本文抜粋:
%%
治療・予防

気付きにくい睡眠時無呼吸症候群
~家族の勧めが受診後押し~

 日中に強い眠気を感じる、寝覚めが悪かったり起床時に頭痛がしたりする、夜間に頻繁にトイレに行く―。こんな症状がある人は睡眠時無呼吸症候群かもしれない。この疾患はさまざまな合併症を引き起こす恐れもあり、疑いがあれば速やかな受診が望ましい。自分では気付きにくい病気のため、生活を共にする家族ら周囲の勧めが効果的だという。

睡眠中に呼吸が繰り返し一時停止する男性(イメージ画像)

睡眠中に呼吸が繰り返し一時停止する男性(イメージ画像)

 ◇潜在患者940万人以上か

 一晩に10秒以上の呼吸停止が30回以上、または1時間に5回以上あると同疾患と診断される。いびきの合間に無呼吸状態になるのが典型的なパターンで、大半は鼻・口から肺への空気の通り道である気道がふさがってしまうのが原因だ。日本人の潜在患者は940万人以上、30~60代では7人に1人に上るとの推計もある。

 無呼吸になりやすい人はいる。久留米大学の内村直尚学長は、患者に多く見られる特徴として①下顎が小さかったり後方に引っ込んでいたりする②首が短い・太い③舌や舌の付け根が大きい、へんとう肥大④肥満、体重増―などを挙げる。
%%
確認問題:
1) 睡眠時無呼吸症候群の記事について、次の問いに答えてください。
(a) 同疾患と診断されるのは、呼吸停止がどの程度あった場合ですか。
(b) 日本人の潜在患者は何人以上と推計されていますか。
(c) 久留米大学の内村直尚学長が挙げる特徴のうち、④は何ですか。
2) 睡眠時無呼吸症候群の記事について、最後の文に続く部分を書いてください。

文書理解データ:
%%
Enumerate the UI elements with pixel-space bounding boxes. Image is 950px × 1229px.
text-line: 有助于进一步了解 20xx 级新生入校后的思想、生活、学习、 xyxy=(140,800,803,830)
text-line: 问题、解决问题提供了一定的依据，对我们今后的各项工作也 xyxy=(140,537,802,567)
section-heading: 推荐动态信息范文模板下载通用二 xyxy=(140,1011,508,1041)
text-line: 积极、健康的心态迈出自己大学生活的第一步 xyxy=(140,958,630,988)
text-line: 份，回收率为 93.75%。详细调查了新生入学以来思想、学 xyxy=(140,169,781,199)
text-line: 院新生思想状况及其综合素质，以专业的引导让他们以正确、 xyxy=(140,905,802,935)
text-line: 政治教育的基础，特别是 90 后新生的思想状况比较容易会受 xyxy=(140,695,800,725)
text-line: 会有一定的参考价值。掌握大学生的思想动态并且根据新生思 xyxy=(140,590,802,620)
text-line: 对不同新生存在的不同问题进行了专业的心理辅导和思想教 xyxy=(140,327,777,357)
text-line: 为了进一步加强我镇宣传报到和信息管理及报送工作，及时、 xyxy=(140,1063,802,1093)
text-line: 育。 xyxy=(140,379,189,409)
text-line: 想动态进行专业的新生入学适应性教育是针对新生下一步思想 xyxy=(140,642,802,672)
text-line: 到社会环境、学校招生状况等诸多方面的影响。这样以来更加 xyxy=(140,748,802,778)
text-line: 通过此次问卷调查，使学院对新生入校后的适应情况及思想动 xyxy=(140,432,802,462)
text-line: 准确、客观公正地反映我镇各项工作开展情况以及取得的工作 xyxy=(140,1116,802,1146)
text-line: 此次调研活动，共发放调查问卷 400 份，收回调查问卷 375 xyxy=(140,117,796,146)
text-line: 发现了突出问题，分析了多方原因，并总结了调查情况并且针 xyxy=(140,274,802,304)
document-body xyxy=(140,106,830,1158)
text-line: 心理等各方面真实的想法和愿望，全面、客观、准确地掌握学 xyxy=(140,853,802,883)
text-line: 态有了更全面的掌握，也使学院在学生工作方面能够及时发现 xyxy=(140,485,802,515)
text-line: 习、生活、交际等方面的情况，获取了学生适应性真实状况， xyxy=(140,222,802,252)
%%
番号別解答:
1)
(a) 一晩に10秒以上の呼吸停止が30回以上、または1時間に5回以上ある場合です。
(b) 940万人以上です。
(c) 肥満、体重増です。

2)
 「下顎が小さく、後ろに下がっている人は解剖学的に気道が狭い。欧米人に比べアジア人は下顎の発達が悪く、日本人は無呼吸になりやすい体質を背負っていると言える。また一般的に、体重が20歳の頃に比べ10~20キロほど増えるとリスクが上がってくる」

 ◇女性は閉経後に増加

 痩せているからといって安心はできない。要因は他にもさまざまなものがあり、幾つかを併せ持つと発症に至ったりする。喫煙や飲酒などは危険因子として知られる。

 また、男性の疾患というイメージが強いが、女性も発症する。女性の場合は「閉経後に増加する。女性ホルモンが減ると気道が狭くなるため、無呼吸になりやすい」(内村氏)という。

睡眠時無呼吸症候群の症状(内村直尚氏の講演資料より)

睡眠時無呼吸症候群の症状(内村直尚氏の講演資料より)

 ◇眠気が交通事故誘発も

 無呼吸は睡眠の質を低下させ、日常生活に悪影響を及ぼし得る。具体的には、冒頭に記した日中の眠気などに加え、思考力が低下したり、気分が落ち込んだりし、ひいては仕事や学業のパフォーマンス低下を招く可能性がある。

 眠気は交通事故の誘因にもなりかねない。内村氏は「運転中であっても我慢できない眠気に襲われ、倒れるように寝てしまう」と説明。実際に、路線バスが運転手の居眠りで電柱に衝突し、19人が重軽傷を負った事例(2015年、東京都)など、関連事故が多数報告されている。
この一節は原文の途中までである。